— START OF Data entries —

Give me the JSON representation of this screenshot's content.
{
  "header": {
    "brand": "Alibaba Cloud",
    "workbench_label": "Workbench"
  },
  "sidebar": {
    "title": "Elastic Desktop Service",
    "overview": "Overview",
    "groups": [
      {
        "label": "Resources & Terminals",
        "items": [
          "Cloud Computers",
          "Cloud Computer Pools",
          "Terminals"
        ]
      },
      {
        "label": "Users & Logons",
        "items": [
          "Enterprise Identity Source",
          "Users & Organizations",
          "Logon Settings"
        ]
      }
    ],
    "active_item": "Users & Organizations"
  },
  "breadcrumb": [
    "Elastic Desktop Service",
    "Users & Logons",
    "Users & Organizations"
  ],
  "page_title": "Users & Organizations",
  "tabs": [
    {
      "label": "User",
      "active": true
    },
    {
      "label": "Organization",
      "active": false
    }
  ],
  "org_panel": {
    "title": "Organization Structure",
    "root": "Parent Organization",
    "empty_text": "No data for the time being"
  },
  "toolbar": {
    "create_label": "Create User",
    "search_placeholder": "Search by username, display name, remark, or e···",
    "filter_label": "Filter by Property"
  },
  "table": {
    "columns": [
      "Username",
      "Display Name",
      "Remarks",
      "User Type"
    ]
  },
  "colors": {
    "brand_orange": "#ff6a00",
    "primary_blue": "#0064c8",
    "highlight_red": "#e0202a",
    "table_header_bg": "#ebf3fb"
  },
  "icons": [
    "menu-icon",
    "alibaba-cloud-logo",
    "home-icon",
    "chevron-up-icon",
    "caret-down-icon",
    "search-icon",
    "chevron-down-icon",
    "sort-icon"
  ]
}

— END OF Data entries —

__What is being asked__.
Gather all lines from the listing above in which "Elastic" occurs.

__In response__.
    "title": "Elastic Desktop Service",
    "Elastic Desktop Service",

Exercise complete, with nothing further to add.